#### DATA LISTING
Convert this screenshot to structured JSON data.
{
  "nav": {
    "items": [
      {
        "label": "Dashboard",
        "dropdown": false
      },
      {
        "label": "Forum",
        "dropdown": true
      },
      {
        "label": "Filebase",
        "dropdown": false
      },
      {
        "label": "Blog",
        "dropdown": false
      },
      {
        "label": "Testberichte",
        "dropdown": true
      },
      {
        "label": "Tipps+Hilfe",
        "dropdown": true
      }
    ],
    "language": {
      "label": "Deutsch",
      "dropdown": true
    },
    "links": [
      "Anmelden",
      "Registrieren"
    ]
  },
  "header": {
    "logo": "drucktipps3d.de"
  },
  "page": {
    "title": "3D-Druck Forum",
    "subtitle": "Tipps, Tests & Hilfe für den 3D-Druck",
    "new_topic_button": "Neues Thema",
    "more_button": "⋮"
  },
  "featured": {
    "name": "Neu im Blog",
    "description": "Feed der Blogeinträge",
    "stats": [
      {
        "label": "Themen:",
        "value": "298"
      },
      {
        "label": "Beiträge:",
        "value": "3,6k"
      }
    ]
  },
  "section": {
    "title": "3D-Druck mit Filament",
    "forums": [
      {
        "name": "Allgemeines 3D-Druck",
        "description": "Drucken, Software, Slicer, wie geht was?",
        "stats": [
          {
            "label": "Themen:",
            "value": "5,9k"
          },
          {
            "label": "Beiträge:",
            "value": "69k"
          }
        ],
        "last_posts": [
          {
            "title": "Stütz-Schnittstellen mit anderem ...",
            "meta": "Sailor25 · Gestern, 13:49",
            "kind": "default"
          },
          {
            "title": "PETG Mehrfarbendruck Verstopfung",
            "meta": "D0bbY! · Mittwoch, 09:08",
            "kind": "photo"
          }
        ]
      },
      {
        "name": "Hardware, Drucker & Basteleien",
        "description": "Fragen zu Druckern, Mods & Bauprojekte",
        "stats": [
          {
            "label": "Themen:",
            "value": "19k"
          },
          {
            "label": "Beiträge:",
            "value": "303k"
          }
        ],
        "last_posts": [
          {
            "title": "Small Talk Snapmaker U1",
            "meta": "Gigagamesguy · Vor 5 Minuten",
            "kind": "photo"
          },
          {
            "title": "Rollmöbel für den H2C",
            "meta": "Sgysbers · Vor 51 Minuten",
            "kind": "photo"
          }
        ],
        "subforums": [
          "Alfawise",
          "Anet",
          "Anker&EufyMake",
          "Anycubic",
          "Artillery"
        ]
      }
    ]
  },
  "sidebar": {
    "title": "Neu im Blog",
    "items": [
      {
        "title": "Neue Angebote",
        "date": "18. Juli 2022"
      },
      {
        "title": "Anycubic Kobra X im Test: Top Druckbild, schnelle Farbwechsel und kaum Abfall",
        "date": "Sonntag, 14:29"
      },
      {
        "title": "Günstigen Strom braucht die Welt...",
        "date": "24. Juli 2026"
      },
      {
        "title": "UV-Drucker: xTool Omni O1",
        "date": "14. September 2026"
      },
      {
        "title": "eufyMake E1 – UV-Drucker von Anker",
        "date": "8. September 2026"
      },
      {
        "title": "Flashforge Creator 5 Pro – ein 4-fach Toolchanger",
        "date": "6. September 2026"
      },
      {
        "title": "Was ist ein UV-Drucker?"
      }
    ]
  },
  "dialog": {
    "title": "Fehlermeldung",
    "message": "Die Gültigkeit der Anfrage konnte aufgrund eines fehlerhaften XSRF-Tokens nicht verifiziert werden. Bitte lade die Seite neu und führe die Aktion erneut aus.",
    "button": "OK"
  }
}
########
_WHAT THE TASK REQUIRES_
Pick out every line above that contains the word "September" and copy it.

_THE SOLUTION_
        "date": "14. September 2026"
        "date": "8. September 2026"
        "date": "6. September 2026"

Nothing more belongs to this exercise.